*Prompt:* Below is a set of records; restate each one word for word.
☆ ☆ ☆
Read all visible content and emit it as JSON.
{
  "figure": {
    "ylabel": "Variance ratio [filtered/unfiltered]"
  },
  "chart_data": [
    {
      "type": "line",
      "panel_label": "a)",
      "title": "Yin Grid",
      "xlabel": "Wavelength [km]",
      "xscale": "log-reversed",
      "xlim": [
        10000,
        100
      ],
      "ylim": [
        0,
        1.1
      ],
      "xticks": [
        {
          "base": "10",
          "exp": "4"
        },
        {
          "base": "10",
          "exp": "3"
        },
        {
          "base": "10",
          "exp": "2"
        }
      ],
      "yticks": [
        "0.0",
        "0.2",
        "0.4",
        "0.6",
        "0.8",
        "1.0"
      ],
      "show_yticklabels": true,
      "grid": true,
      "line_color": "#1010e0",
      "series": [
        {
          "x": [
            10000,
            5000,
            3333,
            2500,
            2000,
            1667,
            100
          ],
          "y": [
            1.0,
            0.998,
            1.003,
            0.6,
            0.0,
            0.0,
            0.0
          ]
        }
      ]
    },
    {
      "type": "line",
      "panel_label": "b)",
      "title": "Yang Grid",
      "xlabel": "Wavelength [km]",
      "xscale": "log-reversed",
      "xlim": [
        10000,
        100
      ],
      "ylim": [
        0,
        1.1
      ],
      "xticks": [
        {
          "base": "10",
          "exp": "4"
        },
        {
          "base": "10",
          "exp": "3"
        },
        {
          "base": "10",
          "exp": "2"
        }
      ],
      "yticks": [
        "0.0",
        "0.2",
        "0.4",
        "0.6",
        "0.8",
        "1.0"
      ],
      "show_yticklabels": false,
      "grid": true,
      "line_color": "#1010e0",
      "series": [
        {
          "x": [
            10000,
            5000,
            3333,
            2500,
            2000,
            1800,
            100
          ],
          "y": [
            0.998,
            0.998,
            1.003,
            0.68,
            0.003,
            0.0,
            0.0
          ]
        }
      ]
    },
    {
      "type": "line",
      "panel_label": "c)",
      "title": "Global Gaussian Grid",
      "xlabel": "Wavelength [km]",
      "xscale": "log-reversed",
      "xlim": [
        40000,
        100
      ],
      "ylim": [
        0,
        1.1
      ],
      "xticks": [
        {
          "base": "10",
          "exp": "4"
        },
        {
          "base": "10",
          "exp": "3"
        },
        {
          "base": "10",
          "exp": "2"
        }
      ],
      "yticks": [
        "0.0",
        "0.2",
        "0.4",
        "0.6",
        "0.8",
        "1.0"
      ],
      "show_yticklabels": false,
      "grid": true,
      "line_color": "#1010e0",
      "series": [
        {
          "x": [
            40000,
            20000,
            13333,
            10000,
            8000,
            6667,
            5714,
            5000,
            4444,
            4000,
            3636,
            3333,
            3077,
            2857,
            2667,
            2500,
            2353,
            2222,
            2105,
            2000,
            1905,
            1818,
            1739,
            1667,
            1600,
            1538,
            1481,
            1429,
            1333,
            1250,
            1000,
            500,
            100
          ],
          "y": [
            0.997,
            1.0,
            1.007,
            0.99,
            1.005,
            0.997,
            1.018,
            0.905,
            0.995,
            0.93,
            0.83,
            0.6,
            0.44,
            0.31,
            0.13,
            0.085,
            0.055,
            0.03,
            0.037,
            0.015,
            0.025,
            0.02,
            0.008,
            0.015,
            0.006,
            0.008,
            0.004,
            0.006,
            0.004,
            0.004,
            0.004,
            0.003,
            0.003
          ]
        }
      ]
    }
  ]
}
☆ ☆ ☆
*Written answer:*
Read all visible content and emit it as JSON.
{
  "figure": {
    "ylabel": "Variance ratio [filtered/unfiltered]"
  },
  "chart_data": [
    {
      "type": "line",
      "panel_label": "a)",
      "title": "Yin Grid",
      "xlabel": "Wavelength [km]",
      "xscale": "log-reversed",
      "xlim": [
        10000,
        100
      ],
      "ylim": [
        0,
        1.1
      ],
      "xticks": [
        {
          "base": "10",
          "exp": "4"
        },
        {
          "base": "10",
          "exp": "3"
        },
        {
          "base": "10",
          "exp": "2"
        }
      ],
      "yticks": [
        "0.0",
        "0.2",
        "0.4",
        "0.6",
        "0.8",
        "1.0"
      ],
      "show_yticklabels": true,
      "grid": true,
      "line_color": "#1010e0",
      "series": [
        {
          "x": [
            10000,
            5000,
            3333,
            2500,
            2000,
            1667,
            100
          ],
          "y": [
            1.0,
            0.998,
            1.003,
            0.6,
            0.0,
            0.0,
            0.0
          ]
        }
      ]
    },
    {
      "type": "line",
      "panel_label": "b)",
      "title": "Yang Grid",
      "xlabel": "Wavelength [km]",
      "xscale": "log-reversed",
      "xlim": [
        10000,
        100
      ],
      "ylim": [
        0,
        1.1
      ],
      "xticks": [
        {
          "base": "10",
          "exp": "4"
        },
        {
          "base": "10",
          "exp": "3"
        },
        {
          "base": "10",
          "exp": "2"
        }
      ],
      "yticks": [
        "0.0",
        "0.2",
        "0.4",
        "0.6",
        "0.8",
        "1.0"
      ],
      "show_yticklabels": false,
      "grid": true,
      "line_color": "#1010e0",
      "series": [
        {
          "x": [
            10000,
            5000,
            3333,
            2500,
            2000,
            1800,
            100
          ],
          "y": [
            0.998,
            0.998,
            1.003,
            0.68,
            0.003,
            0.0,
            0.0
          ]
        }
      ]
    },
    {
      "type": "line",
      "panel_label": "c)",
      "title": "Global Gaussian Grid",
      "xlabel": "Wavelength [km]",
      "xscale": "log-reversed",
      "xlim": [
        40000,
        100
      ],
      "ylim": [
        0,
        1.1
      ],
      "xticks": [
        {
          "base": "10",
          "exp": "4"
        },
        {
          "base": "10",
          "exp": "3"
        },
        {
          "base": "10",
          "exp": "2"
        }
      ],
      "yticks": [
        "0.0",
        "0.2",
        "0.4",
        "0.6",
        "0.8",
        "1.0"
      ],
      "show_yticklabels": false,
      "grid": true,
      "line_color": "#1010e0",
      "series": [
        {
          "x": [
            40000,
            20000,
            13333,
            10000,
            8000,
            6667,
            5714,
            5000,
            4444,
            4000,
            3636,
            3333,
            3077,
            2857,
            2667,
            2500,
            2353,
            2222,
            2105,
            2000,
            1905,
            1818,
            1739,
            1667,
            1600,
            1538,
            1481,
            1429,
            1333,
            1250,
            1000,
            500,
            100
          ],
          "y": [
            0.997,
            1.0,
            1.007,
            0.99,
            1.005,
            0.997,
            1.018,
            0.905,
            0.995,
            0.93,
            0.83,
            0.6,
            0.44,
            0.31,
            0.13,
            0.085,
            0.055,
            0.03,
            0.037,
            0.015,
            0.025,
            0.02,
            0.008,
            0.015,
            0.006,
            0.008,
            0.004,
            0.006,
            0.004,
            0.004,
            0.004,
            0.003,
            0.003
          ]
        }
      ]
    }
  ]
}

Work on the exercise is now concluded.